» REQUIREMENT:
Filter the entries, keeping every line with the word "disconnect".

» INFORMATION GIVEN:
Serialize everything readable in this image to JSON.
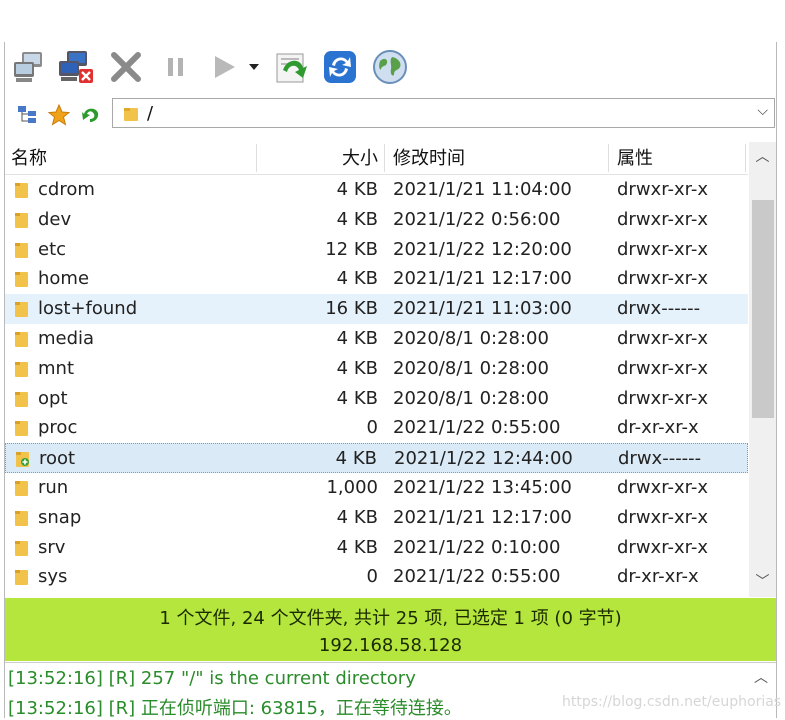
{
  "toolbar": {
    "buttons": [
      {
        "name": "connect-button",
        "icon": "computers-icon"
      },
      {
        "name": "disconnect-button",
        "icon": "computer-disconnect-icon"
      },
      {
        "name": "stop-button",
        "icon": "cross-icon"
      },
      {
        "name": "pause-button",
        "icon": "pause-icon"
      },
      {
        "name": "play-button",
        "icon": "play-icon"
      },
      {
        "name": "play-dropdown-button",
        "icon": "caret-down-icon"
      },
      {
        "name": "go-up-button",
        "icon": "folder-arrow-icon"
      },
      {
        "name": "refresh-button",
        "icon": "refresh-icon"
      },
      {
        "name": "globe-button",
        "icon": "globe-icon"
      }
    ]
  },
  "address": {
    "path": "/"
  },
  "columns": {
    "name": "名称",
    "size": "大小",
    "modified": "修改时间",
    "attr": "属性"
  },
  "files": [
    {
      "name": "cdrom",
      "size": "4 KB",
      "modified": "2021/1/21 11:04:00",
      "attr": "drwxr-xr-x",
      "state": ""
    },
    {
      "name": "dev",
      "size": "4 KB",
      "modified": "2021/1/22 0:56:00",
      "attr": "drwxr-xr-x",
      "state": ""
    },
    {
      "name": "etc",
      "size": "12 KB",
      "modified": "2021/1/22 12:20:00",
      "attr": "drwxr-xr-x",
      "state": ""
    },
    {
      "name": "home",
      "size": "4 KB",
      "modified": "2021/1/21 12:17:00",
      "attr": "drwxr-xr-x",
      "state": ""
    },
    {
      "name": "lost+found",
      "size": "16 KB",
      "modified": "2021/1/21 11:03:00",
      "attr": "drwx------",
      "state": "hover"
    },
    {
      "name": "media",
      "size": "4 KB",
      "modified": "2020/8/1 0:28:00",
      "attr": "drwxr-xr-x",
      "state": ""
    },
    {
      "name": "mnt",
      "size": "4 KB",
      "modified": "2020/8/1 0:28:00",
      "attr": "drwxr-xr-x",
      "state": ""
    },
    {
      "name": "opt",
      "size": "4 KB",
      "modified": "2020/8/1 0:28:00",
      "attr": "drwxr-xr-x",
      "state": ""
    },
    {
      "name": "proc",
      "size": "0",
      "modified": "2021/1/22 0:55:00",
      "attr": "dr-xr-xr-x",
      "state": ""
    },
    {
      "name": "root",
      "size": "4 KB",
      "modified": "2021/1/22 12:44:00",
      "attr": "drwx------",
      "state": "selected"
    },
    {
      "name": "run",
      "size": "1,000",
      "modified": "2021/1/22 13:45:00",
      "attr": "drwxr-xr-x",
      "state": ""
    },
    {
      "name": "snap",
      "size": "4 KB",
      "modified": "2021/1/21 12:17:00",
      "attr": "drwxr-xr-x",
      "state": ""
    },
    {
      "name": "srv",
      "size": "4 KB",
      "modified": "2021/1/22 0:10:00",
      "attr": "drwxr-xr-x",
      "state": ""
    },
    {
      "name": "sys",
      "size": "0",
      "modified": "2021/1/22 0:55:00",
      "attr": "dr-xr-xr-x",
      "state": ""
    }
  ],
  "status": {
    "summary": "1 个文件, 24 个文件夹, 共计 25 项, 已选定 1 项 (0 字节)",
    "host": "192.168.58.128",
    "color": "#b5e63d"
  },
  "log": [
    "[13:52:16] [R] 257 \"/\" is the current directory",
    "[13:52:16] [R] 正在侦听端口: 63815，正在等待连接。"
  ],
  "watermark": "https://blog.csdn.net/euphorias"
}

» SOLVED PROBLEM:
        "name": "disconnect-button",
        "icon": "computer-disconnect-icon"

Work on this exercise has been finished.